* [What the task asks]:
Set down each entry from the block beneath, exactly as written.

* [Provided records]:
** Start **

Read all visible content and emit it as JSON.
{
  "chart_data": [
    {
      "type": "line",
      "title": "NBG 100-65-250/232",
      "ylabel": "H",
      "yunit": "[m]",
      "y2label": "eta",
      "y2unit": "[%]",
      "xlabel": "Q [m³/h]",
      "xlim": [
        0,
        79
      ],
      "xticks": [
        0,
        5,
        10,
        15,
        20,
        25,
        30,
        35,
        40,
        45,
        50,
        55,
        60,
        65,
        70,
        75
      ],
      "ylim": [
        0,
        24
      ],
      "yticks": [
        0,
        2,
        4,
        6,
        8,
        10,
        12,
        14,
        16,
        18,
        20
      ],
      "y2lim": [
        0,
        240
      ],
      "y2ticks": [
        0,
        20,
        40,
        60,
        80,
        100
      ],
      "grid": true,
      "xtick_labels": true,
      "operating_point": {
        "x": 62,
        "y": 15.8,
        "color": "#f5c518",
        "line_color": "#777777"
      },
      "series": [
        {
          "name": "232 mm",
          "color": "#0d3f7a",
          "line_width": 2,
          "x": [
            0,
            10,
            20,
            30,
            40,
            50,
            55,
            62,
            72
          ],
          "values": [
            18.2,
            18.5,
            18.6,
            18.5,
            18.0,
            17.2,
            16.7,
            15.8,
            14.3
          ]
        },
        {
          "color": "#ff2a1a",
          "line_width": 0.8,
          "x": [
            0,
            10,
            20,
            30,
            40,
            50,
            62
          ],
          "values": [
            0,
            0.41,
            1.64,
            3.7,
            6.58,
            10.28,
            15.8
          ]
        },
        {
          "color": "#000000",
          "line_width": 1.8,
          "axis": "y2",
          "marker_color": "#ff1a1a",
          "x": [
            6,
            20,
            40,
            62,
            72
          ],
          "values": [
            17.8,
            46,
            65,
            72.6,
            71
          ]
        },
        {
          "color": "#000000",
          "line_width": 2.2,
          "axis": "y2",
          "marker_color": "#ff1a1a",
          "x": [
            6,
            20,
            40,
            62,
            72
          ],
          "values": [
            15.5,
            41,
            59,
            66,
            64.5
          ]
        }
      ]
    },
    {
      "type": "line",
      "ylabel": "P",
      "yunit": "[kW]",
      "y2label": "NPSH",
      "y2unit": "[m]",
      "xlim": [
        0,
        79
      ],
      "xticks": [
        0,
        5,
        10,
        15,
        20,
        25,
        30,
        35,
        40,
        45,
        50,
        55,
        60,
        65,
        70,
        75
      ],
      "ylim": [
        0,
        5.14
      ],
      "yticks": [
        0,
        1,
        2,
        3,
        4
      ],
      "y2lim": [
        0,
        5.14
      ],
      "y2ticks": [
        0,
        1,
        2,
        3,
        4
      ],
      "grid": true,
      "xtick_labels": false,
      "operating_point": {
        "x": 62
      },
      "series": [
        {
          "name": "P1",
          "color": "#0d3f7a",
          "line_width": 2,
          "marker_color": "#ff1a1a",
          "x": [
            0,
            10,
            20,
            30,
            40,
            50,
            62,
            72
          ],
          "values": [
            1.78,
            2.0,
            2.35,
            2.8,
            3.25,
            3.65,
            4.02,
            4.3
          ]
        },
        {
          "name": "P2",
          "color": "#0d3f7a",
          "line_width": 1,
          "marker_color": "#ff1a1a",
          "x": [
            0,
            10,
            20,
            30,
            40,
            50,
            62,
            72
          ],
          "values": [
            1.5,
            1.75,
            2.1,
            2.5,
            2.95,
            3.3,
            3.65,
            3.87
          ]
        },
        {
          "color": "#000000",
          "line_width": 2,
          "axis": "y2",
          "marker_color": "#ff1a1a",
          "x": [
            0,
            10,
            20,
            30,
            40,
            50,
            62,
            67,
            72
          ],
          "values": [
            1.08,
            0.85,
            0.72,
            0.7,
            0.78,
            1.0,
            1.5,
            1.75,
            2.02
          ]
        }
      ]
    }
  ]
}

** End **

* [Response for this exercise]:
Read all visible content and emit it as JSON.
{
  "chart_data": [
    {
      "type": "line",
      "title": "NBG 100-65-250/232",
      "ylabel": "H",
      "yunit": "[m]",
      "y2label": "eta",
      "y2unit": "[%]",
      "xlabel": "Q [m³/h]",
      "xlim": [
        0,
        79
      ],
      "xticks": [
        0,
        5,
        10,
        15,
        20,
        25,
        30,
        35,
        40,
        45,
        50,
        55,
        60,
        65,
        70,
        75
      ],
      "ylim": [
        0,
        24
      ],
      "yticks": [
        0,
        2,
        4,
        6,
        8,
        10,
        12,
        14,
        16,
        18,
        20
      ],
      "y2lim": [
        0,
        240
      ],
      "y2ticks": [
        0,
        20,
        40,
        60,
        80,
        100
      ],
      "grid": true,
      "xtick_labels": true,
      "operating_point": {
        "x": 62,
        "y": 15.8,
        "color": "#f5c518",
        "line_color": "#777777"
      },
      "series": [
        {
          "name": "232 mm",
          "color": "#0d3f7a",
          "line_width": 2,
          "x": [
            0,
            10,
            20,
            30,
            40,
            50,
            55,
            62,
            72
          ],
          "values": [
            18.2,
            18.5,
            18.6,
            18.5,
            18.0,
            17.2,
            16.7,
            15.8,
            14.3
          ]
        },
        {
          "color": "#ff2a1a",
          "line_width": 0.8,
          "x": [
            0,
            10,
            20,
            30,
            40,
            50,
            62
          ],
          "values": [
            0,
            0.41,
            1.64,
            3.7,
            6.58,
            10.28,
            15.8
          ]
        },
        {
          "color": "#000000",
          "line_width": 1.8,
          "axis": "y2",
          "marker_color": "#ff1a1a",
          "x": [
            6,
            20,
            40,
            62,
            72
          ],
          "values": [
            17.8,
            46,
            65,
            72.6,
            71
          ]
        },
        {
          "color": "#000000",
          "line_width": 2.2,
          "axis": "y2",
          "marker_color": "#ff1a1a",
          "x": [
            6,
            20,
            40,
            62,
            72
          ],
          "values": [
            15.5,
            41,
            59,
            66,
            64.5
          ]
        }
      ]
    },
    {
      "type": "line",
      "ylabel": "P",
      "yunit": "[kW]",
      "y2label": "NPSH",
      "y2unit": "[m]",
      "xlim": [
        0,
        79
      ],
      "xticks": [
        0,
        5,
        10,
        15,
        20,
        25,
        30,
        35,
        40,
        45,
        50,
        55,
        60,
        65,
        70,
        75
      ],
      "ylim": [
        0,
        5.14
      ],
      "yticks": [
        0,
        1,
        2,
        3,
        4
      ],
      "y2lim": [
        0,
        5.14
      ],
      "y2ticks": [
        0,
        1,
        2,
        3,
        4
      ],
      "grid": true,
      "xtick_labels": false,
      "operating_point": {
        "x": 62
      },
      "series": [
        {
          "name": "P1",
          "color": "#0d3f7a",
          "line_width": 2,
          "marker_color": "#ff1a1a",
          "x": [
            0,
            10,
            20,
            30,
            40,
            50,
            62,
            72
          ],
          "values": [
            1.78,
            2.0,
            2.35,
            2.8,
            3.25,
            3.65,
            4.02,
            4.3
          ]
        },
        {
          "name": "P2",
          "color": "#0d3f7a",
          "line_width": 1,
          "marker_color": "#ff1a1a",
          "x": [
            0,
            10,
            20,
            30,
            40,
            50,
            62,
            72
          ],
          "values": [
            1.5,
            1.75,
            2.1,
            2.5,
            2.95,
            3.3,
            3.65,
            3.87
          ]
        },
        {
          "color": "#000000",
          "line_width": 2,
          "axis": "y2",
          "marker_color": "#ff1a1a",
          "x": [
            0,
            10,
            20,
            30,
            40,
            50,
            62,
            67,
            72
          ],
          "values": [
            1.08,
            0.85,
            0.72,
            0.7,
            0.78,
            1.0,
            1.5,
            1.75,
            2.02
          ]
        }
      ]
    }
  ]
}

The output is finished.